— TASK TO COMPLETE —
Go through the entries below and print each one exactly, leaving out pictures.

— ROWS —
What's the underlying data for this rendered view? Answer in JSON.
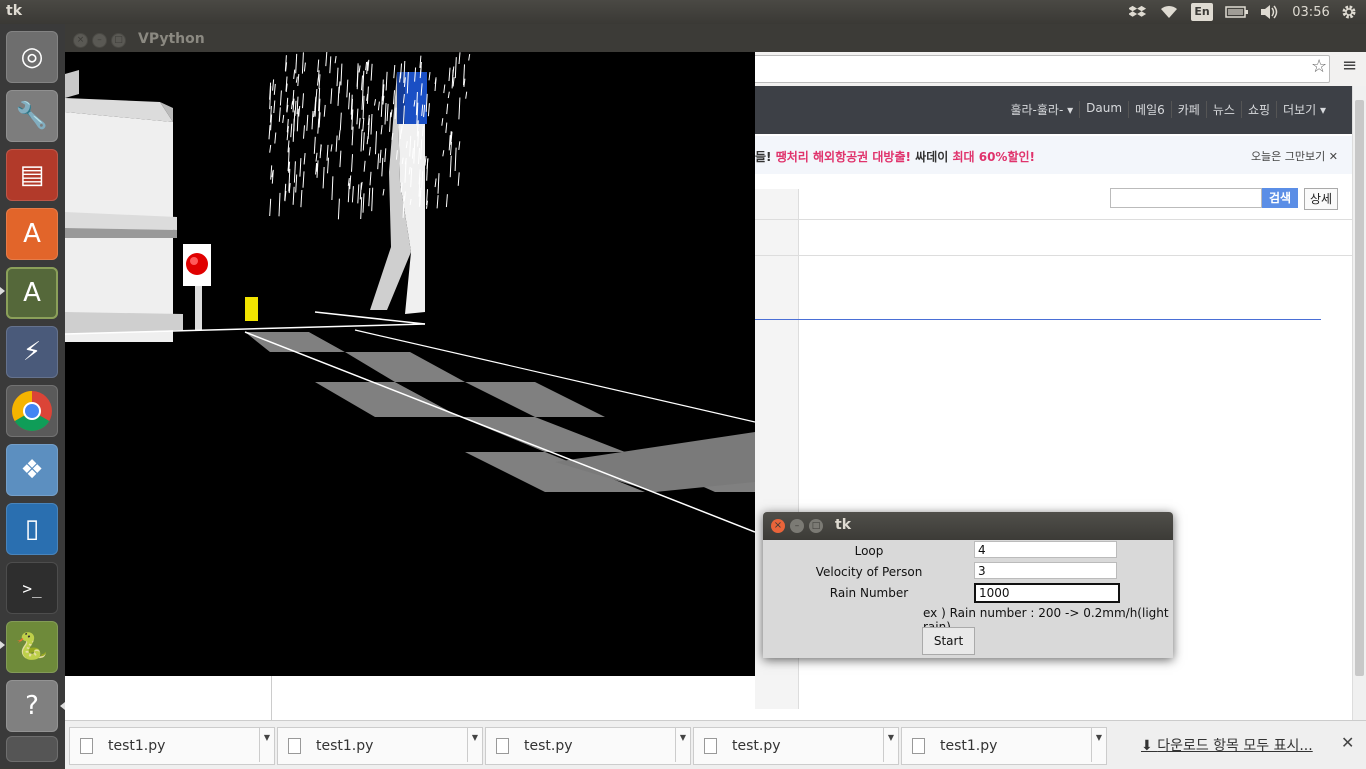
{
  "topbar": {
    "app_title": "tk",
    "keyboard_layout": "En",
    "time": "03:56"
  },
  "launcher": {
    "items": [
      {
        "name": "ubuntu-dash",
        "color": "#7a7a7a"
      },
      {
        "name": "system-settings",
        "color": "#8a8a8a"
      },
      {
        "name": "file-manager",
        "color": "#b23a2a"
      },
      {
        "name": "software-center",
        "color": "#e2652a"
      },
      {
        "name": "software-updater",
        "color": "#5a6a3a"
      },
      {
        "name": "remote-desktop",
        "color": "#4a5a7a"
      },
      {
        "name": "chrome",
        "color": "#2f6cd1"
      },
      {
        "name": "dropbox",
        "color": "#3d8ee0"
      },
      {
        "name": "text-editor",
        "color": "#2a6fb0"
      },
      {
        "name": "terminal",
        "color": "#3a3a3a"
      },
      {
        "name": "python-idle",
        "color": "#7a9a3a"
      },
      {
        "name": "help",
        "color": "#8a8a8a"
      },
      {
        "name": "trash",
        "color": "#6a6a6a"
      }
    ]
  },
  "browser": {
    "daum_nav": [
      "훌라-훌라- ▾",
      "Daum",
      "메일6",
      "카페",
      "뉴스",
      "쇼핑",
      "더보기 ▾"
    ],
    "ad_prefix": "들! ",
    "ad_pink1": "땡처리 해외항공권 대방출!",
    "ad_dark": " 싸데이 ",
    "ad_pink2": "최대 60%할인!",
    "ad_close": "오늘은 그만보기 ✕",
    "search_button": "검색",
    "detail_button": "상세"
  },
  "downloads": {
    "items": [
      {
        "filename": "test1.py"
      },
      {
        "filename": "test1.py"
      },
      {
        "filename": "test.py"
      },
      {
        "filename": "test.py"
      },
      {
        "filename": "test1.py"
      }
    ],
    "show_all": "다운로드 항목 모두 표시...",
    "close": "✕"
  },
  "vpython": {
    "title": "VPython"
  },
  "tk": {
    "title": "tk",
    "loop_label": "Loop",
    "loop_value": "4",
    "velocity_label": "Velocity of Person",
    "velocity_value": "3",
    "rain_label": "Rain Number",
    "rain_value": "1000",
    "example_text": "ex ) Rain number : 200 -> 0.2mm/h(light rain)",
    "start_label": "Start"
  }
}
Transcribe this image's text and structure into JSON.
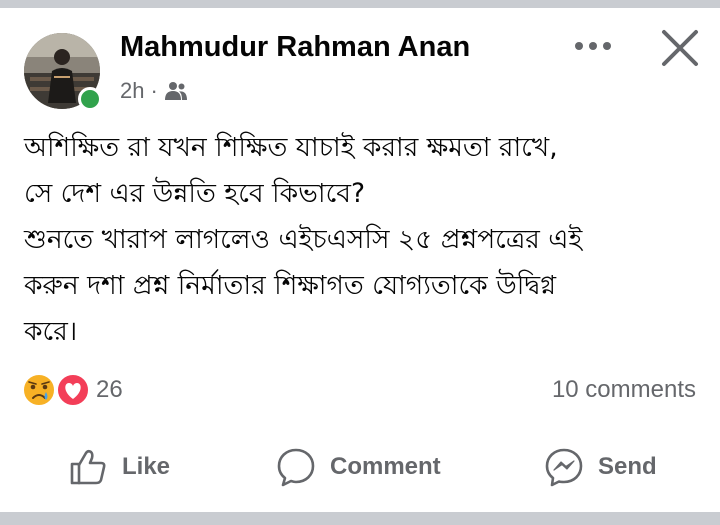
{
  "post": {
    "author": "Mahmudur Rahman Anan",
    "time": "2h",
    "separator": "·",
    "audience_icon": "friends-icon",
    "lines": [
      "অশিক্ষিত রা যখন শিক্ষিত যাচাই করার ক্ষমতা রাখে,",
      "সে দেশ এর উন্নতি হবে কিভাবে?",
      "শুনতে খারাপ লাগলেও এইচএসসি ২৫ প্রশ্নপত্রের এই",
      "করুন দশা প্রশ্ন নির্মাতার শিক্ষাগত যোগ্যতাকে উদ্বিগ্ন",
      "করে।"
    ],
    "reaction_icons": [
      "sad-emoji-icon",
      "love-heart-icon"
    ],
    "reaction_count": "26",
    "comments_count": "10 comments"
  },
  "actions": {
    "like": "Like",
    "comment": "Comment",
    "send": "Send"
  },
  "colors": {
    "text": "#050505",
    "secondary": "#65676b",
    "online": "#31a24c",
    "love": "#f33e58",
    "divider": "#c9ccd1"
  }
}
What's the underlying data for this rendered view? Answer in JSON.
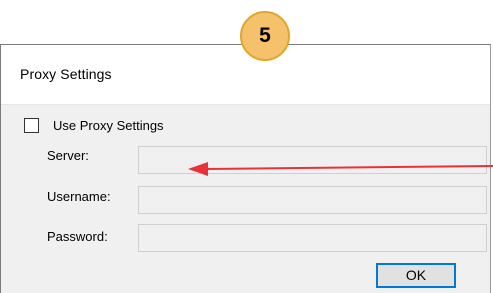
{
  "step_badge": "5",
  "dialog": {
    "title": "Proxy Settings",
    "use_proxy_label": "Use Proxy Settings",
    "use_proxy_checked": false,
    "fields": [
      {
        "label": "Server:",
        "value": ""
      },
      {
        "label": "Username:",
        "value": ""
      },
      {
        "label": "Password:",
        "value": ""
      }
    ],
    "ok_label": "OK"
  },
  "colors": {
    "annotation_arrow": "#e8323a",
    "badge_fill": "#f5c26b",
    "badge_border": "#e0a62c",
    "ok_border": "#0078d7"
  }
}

— TASK ANSWER —
What's the underlying data for this rendered view? Answer in JSON.
{
  "topbar": {
    "app_title": "tk",
    "keyboard_layout": "En",
    "time": "03:56"
  },
  "launcher": {
    "items": [
      {
        "name": "ubuntu-dash",
        "color": "#7a7a7a"
      },
      {
        "name": "system-settings",
        "color": "#8a8a8a"
      },
      {
        "name": "file-manager",
        "color": "#b23a2a"
      },
      {
        "name": "software-center",
        "color": "#e2652a"
      },
      {
        "name": "software-updater",
        "color": "#5a6a3a"
      },
      {
        "name": "remote-desktop",
        "color": "#4a5a7a"
      },
      {
        "name": "chrome",
        "color": "#2f6cd1"
      },
      {
        "name": "dropbox",
        "color": "#3d8ee0"
      },
      {
        "name": "text-editor",
        "color": "#2a6fb0"
      },
      {
        "name": "terminal",
        "color": "#3a3a3a"
      },
      {
        "name": "python-idle",
        "color": "#7a9a3a"
      },
      {
        "name": "help",
        "color": "#8a8a8a"
      },
      {
        "name": "trash",
        "color": "#6a6a6a"
      }
    ]
  },
  "browser": {
    "daum_nav": [
      "훌라-훌라- ▾",
      "Daum",
      "메일6",
      "카페",
      "뉴스",
      "쇼핑",
      "더보기 ▾"
    ],
    "ad_prefix": "들! ",
    "ad_pink1": "땡처리 해외항공권 대방출!",
    "ad_dark": " 싸데이 ",
    "ad_pink2": "최대 60%할인!",
    "ad_close": "오늘은 그만보기 ✕",
    "search_button": "검색",
    "detail_button": "상세"
  },
  "downloads": {
    "items": [
      {
        "filename": "test1.py"
      },
      {
        "filename": "test1.py"
      },
      {
        "filename": "test.py"
      },
      {
        "filename": "test.py"
      },
      {
        "filename": "test1.py"
      }
    ],
    "show_all": "다운로드 항목 모두 표시...",
    "close": "✕"
  },
  "vpython": {
    "title": "VPython"
  },
  "tk": {
    "title": "tk",
    "loop_label": "Loop",
    "loop_value": "4",
    "velocity_label": "Velocity of Person",
    "velocity_value": "3",
    "rain_label": "Rain Number",
    "rain_value": "1000",
    "example_text": "ex ) Rain number : 200 -> 0.2mm/h(light rain)",
    "start_label": "Start"
  }
}
Transcribe this image's text and structure into JSON.
{
  "post": {
    "author": "Mahmudur Rahman Anan",
    "time": "2h",
    "separator": "·",
    "audience_icon": "friends-icon",
    "lines": [
      "অশিক্ষিত রা যখন শিক্ষিত যাচাই করার ক্ষমতা রাখে,",
      "সে দেশ এর উন্নতি হবে কিভাবে?",
      "শুনতে খারাপ লাগলেও এইচএসসি ২৫ প্রশ্নপত্রের এই",
      "করুন দশা প্রশ্ন নির্মাতার শিক্ষাগত যোগ্যতাকে উদ্বিগ্ন",
      "করে।"
    ],
    "reaction_icons": [
      "sad-emoji-icon",
      "love-heart-icon"
    ],
    "reaction_count": "26",
    "comments_count": "10 comments"
  },
  "actions": {
    "like": "Like",
    "comment": "Comment",
    "send": "Send"
  },
  "colors": {
    "text": "#050505",
    "secondary": "#65676b",
    "online": "#31a24c",
    "love": "#f33e58",
    "divider": "#c9ccd1"
  }
}
What's the underlying data for this rendered view? Answer in JSON.
{
  "step_badge": "5",
  "dialog": {
    "title": "Proxy Settings",
    "use_proxy_label": "Use Proxy Settings",
    "use_proxy_checked": false,
    "fields": [
      {
        "label": "Server:",
        "value": ""
      },
      {
        "label": "Username:",
        "value": ""
      },
      {
        "label": "Password:",
        "value": ""
      }
    ],
    "ok_label": "OK"
  },
  "colors": {
    "annotation_arrow": "#e8323a",
    "badge_fill": "#f5c26b",
    "badge_border": "#e0a62c",
    "ok_border": "#0078d7"
  }
}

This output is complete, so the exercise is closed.